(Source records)
════

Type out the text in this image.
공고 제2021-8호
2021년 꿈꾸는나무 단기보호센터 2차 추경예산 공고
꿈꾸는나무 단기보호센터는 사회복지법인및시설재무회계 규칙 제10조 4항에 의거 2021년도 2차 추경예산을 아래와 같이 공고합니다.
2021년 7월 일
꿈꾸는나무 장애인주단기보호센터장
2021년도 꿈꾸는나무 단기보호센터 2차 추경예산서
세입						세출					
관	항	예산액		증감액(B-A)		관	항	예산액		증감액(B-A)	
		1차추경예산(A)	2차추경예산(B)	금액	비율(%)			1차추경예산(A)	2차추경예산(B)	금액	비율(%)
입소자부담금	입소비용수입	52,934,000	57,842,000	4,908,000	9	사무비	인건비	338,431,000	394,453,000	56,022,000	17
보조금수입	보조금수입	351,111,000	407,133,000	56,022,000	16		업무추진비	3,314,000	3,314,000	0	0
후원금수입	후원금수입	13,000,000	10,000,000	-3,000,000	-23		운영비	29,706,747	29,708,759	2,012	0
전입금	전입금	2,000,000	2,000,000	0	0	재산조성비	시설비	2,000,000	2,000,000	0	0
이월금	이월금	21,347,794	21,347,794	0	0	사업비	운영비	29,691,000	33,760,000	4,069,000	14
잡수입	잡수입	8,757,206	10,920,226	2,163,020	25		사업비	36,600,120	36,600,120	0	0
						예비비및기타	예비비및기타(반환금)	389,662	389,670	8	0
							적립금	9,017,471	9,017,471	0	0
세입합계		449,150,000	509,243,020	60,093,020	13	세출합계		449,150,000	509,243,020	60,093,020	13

════

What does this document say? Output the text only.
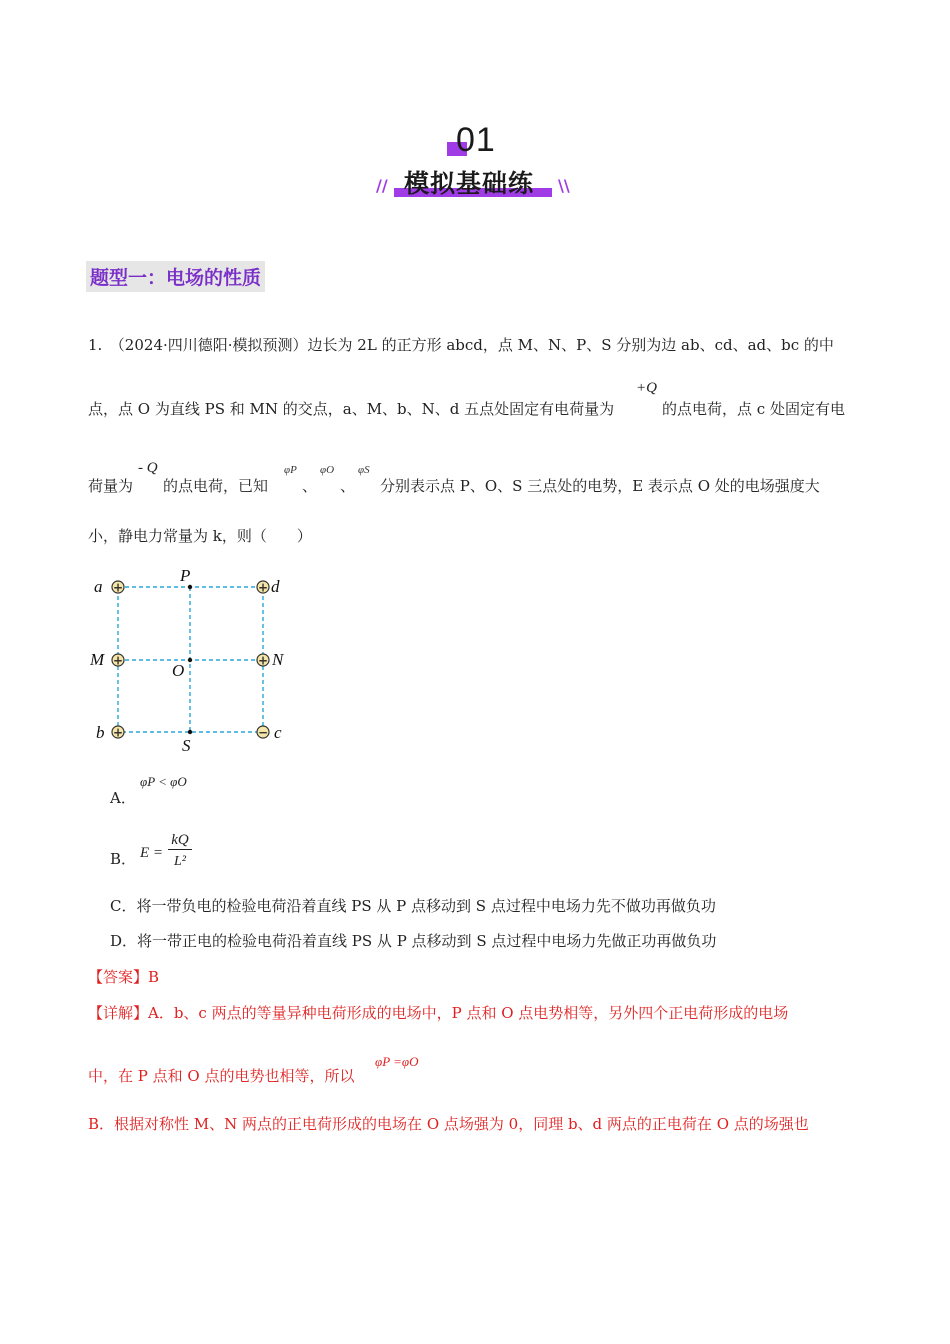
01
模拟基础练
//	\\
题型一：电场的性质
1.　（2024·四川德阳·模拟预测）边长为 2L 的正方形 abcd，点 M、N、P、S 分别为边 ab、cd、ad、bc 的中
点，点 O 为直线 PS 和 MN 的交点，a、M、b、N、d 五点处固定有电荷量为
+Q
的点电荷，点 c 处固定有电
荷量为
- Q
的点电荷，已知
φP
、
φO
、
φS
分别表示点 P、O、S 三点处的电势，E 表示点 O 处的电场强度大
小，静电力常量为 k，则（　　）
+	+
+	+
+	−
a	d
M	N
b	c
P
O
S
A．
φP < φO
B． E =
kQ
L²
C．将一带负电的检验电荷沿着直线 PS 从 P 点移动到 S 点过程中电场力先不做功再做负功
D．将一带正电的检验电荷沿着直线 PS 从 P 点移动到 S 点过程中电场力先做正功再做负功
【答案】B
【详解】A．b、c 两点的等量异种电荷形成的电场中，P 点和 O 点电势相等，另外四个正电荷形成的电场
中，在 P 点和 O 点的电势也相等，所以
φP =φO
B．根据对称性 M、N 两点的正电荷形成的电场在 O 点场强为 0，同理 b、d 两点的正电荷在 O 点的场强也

════

§ Task details:
Filter the records down to the lines that contain the string "꿈꾸는나무", and copy those lines.

§ Answer:
2021년 꿈꾸는나무 단기보호센터 2차 추경예산 공고
꿈꾸는나무 단기보호센터는 사회복지법인및시설재무회계 규칙 제10조 4항에 의거 2021년도 2차 추경예산을 아래와 같이 공고합니다.
꿈꾸는나무 장애인주단기보호센터장
2021년도 꿈꾸는나무 단기보호센터 2차 추경예산서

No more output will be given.